Supplied material:
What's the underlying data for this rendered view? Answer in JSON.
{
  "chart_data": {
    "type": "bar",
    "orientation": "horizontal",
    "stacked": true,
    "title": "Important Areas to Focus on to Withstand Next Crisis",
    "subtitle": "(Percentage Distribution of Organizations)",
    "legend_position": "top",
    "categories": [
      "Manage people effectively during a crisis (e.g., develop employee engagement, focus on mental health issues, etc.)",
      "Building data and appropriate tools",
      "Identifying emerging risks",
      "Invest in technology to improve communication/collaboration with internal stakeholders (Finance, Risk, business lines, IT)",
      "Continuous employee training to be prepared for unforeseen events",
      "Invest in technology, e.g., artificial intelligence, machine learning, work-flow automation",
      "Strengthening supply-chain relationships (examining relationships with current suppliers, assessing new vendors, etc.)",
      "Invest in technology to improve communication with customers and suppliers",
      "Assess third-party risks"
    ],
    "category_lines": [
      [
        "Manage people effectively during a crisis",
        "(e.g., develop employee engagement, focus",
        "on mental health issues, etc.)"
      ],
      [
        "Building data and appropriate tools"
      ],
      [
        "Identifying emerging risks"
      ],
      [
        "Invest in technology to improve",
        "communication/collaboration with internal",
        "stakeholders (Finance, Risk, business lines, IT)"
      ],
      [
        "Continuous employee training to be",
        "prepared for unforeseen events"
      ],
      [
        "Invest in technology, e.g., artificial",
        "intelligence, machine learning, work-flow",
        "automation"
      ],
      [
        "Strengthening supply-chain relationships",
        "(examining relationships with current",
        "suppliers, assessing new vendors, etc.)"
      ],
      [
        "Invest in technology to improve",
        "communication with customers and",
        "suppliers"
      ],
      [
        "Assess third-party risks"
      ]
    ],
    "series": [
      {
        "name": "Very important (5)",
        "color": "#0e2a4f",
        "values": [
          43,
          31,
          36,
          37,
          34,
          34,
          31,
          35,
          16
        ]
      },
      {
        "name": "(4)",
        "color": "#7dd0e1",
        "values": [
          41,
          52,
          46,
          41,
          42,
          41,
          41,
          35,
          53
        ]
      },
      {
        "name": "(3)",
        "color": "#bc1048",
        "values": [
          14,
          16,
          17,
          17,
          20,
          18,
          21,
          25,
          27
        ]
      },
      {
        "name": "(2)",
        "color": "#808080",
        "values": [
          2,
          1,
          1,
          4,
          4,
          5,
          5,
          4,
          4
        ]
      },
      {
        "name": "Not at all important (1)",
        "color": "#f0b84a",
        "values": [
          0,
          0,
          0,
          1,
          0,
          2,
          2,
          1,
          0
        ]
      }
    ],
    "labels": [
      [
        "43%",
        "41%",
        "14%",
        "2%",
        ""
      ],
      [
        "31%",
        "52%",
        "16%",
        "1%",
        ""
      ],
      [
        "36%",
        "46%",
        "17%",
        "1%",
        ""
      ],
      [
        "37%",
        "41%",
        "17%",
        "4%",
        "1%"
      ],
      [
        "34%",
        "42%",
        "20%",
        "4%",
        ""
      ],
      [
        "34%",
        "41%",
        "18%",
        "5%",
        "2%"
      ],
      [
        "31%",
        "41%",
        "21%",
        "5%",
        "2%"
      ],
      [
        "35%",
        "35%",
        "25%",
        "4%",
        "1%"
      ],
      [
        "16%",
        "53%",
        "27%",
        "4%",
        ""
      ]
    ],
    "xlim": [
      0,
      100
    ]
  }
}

Task description: Quote all of the entries verbatim.

Solution to the problem:
What's the underlying data for this rendered view? Answer in JSON.
{
  "chart_data": {
    "type": "bar",
    "orientation": "horizontal",
    "stacked": true,
    "title": "Important Areas to Focus on to Withstand Next Crisis",
    "subtitle": "(Percentage Distribution of Organizations)",
    "legend_position": "top",
    "categories": [
      "Manage people effectively during a crisis (e.g., develop employee engagement, focus on mental health issues, etc.)",
      "Building data and appropriate tools",
      "Identifying emerging risks",
      "Invest in technology to improve communication/collaboration with internal stakeholders (Finance, Risk, business lines, IT)",
      "Continuous employee training to be prepared for unforeseen events",
      "Invest in technology, e.g., artificial intelligence, machine learning, work-flow automation",
      "Strengthening supply-chain relationships (examining relationships with current suppliers, assessing new vendors, etc.)",
      "Invest in technology to improve communication with customers and suppliers",
      "Assess third-party risks"
    ],
    "category_lines": [
      [
        "Manage people effectively during a crisis",
        "(e.g., develop employee engagement, focus",
        "on mental health issues, etc.)"
      ],
      [
        "Building data and appropriate tools"
      ],
      [
        "Identifying emerging risks"
      ],
      [
        "Invest in technology to improve",
        "communication/collaboration with internal",
        "stakeholders (Finance, Risk, business lines, IT)"
      ],
      [
        "Continuous employee training to be",
        "prepared for unforeseen events"
      ],
      [
        "Invest in technology, e.g., artificial",
        "intelligence, machine learning, work-flow",
        "automation"
      ],
      [
        "Strengthening supply-chain relationships",
        "(examining relationships with current",
        "suppliers, assessing new vendors, etc.)"
      ],
      [
        "Invest in technology to improve",
        "communication with customers and",
        "suppliers"
      ],
      [
        "Assess third-party risks"
      ]
    ],
    "series": [
      {
        "name": "Very important (5)",
        "color": "#0e2a4f",
        "values": [
          43,
          31,
          36,
          37,
          34,
          34,
          31,
          35,
          16
        ]
      },
      {
        "name": "(4)",
        "color": "#7dd0e1",
        "values": [
          41,
          52,
          46,
          41,
          42,
          41,
          41,
          35,
          53
        ]
      },
      {
        "name": "(3)",
        "color": "#bc1048",
        "values": [
          14,
          16,
          17,
          17,
          20,
          18,
          21,
          25,
          27
        ]
      },
      {
        "name": "(2)",
        "color": "#808080",
        "values": [
          2,
          1,
          1,
          4,
          4,
          5,
          5,
          4,
          4
        ]
      },
      {
        "name": "Not at all important (1)",
        "color": "#f0b84a",
        "values": [
          0,
          0,
          0,
          1,
          0,
          2,
          2,
          1,
          0
        ]
      }
    ],
    "labels": [
      [
        "43%",
        "41%",
        "14%",
        "2%",
        ""
      ],
      [
        "31%",
        "52%",
        "16%",
        "1%",
        ""
      ],
      [
        "36%",
        "46%",
        "17%",
        "1%",
        ""
      ],
      [
        "37%",
        "41%",
        "17%",
        "4%",
        "1%"
      ],
      [
        "34%",
        "42%",
        "20%",
        "4%",
        ""
      ],
      [
        "34%",
        "41%",
        "18%",
        "5%",
        "2%"
      ],
      [
        "31%",
        "41%",
        "21%",
        "5%",
        "2%"
      ],
      [
        "35%",
        "35%",
        "25%",
        "4%",
        "1%"
      ],
      [
        "16%",
        "53%",
        "27%",
        "4%",
        ""
      ]
    ],
    "xlim": [
      0,
      100
    ]
  }
}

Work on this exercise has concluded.